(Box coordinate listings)
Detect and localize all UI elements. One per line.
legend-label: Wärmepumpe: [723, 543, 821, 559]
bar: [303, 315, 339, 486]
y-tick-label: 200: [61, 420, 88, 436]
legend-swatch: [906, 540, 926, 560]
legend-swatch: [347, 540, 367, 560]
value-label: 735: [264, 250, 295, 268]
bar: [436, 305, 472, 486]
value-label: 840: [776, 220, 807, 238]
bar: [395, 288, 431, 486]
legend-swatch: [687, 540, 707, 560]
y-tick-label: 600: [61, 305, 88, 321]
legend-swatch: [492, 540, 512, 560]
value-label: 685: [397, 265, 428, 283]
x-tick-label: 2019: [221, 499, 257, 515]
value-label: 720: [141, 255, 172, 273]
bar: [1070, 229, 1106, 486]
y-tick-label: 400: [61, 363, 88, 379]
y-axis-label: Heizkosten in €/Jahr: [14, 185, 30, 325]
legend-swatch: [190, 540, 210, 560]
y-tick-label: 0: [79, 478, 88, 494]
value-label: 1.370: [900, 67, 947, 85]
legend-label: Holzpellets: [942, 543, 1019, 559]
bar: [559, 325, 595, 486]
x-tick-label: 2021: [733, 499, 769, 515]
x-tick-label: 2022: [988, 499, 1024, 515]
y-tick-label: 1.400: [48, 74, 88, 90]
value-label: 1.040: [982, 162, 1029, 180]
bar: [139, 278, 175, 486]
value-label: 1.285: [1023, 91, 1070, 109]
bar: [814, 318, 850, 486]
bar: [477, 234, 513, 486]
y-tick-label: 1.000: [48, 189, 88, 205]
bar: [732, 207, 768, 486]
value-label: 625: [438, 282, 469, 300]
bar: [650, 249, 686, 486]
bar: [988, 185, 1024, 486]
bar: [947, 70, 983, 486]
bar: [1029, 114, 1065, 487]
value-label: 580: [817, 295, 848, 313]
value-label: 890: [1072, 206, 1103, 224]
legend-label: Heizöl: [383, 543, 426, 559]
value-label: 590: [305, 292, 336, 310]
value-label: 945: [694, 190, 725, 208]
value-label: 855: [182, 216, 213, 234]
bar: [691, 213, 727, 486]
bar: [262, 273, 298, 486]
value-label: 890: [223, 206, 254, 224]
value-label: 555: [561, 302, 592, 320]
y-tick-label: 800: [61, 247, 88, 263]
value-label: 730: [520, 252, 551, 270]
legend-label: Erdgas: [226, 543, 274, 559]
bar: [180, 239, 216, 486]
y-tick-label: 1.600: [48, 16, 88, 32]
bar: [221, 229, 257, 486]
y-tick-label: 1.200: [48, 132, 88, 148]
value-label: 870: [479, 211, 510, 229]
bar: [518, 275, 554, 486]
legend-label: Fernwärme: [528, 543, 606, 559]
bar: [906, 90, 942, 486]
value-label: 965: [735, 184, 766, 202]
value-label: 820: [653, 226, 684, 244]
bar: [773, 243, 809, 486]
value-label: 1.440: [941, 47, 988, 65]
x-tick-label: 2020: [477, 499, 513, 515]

### Given request
Reproduce the items word for word, from the first line through the line containing "bar: [477, 234, 513, 486]", with both of those lines included.

### Task solution
Detect and localize all UI elements. One per line.
legend-label: Wärmepumpe: [723, 543, 821, 559]
bar: [303, 315, 339, 486]
y-tick-label: 200: [61, 420, 88, 436]
legend-swatch: [906, 540, 926, 560]
legend-swatch: [347, 540, 367, 560]
value-label: 735: [264, 250, 295, 268]
bar: [436, 305, 472, 486]
value-label: 840: [776, 220, 807, 238]
bar: [395, 288, 431, 486]
legend-swatch: [687, 540, 707, 560]
y-tick-label: 600: [61, 305, 88, 321]
legend-swatch: [492, 540, 512, 560]
value-label: 685: [397, 265, 428, 283]
x-tick-label: 2019: [221, 499, 257, 515]
value-label: 720: [141, 255, 172, 273]
bar: [1070, 229, 1106, 486]
y-tick-label: 400: [61, 363, 88, 379]
y-axis-label: Heizkosten in €/Jahr: [14, 185, 30, 325]
legend-swatch: [190, 540, 210, 560]
y-tick-label: 0: [79, 478, 88, 494]
value-label: 1.370: [900, 67, 947, 85]
legend-label: Holzpellets: [942, 543, 1019, 559]
bar: [559, 325, 595, 486]
x-tick-label: 2021: [733, 499, 769, 515]
x-tick-label: 2022: [988, 499, 1024, 515]
y-tick-label: 1.400: [48, 74, 88, 90]
value-label: 1.040: [982, 162, 1029, 180]
bar: [139, 278, 175, 486]
value-label: 1.285: [1023, 91, 1070, 109]
bar: [814, 318, 850, 486]
bar: [477, 234, 513, 486]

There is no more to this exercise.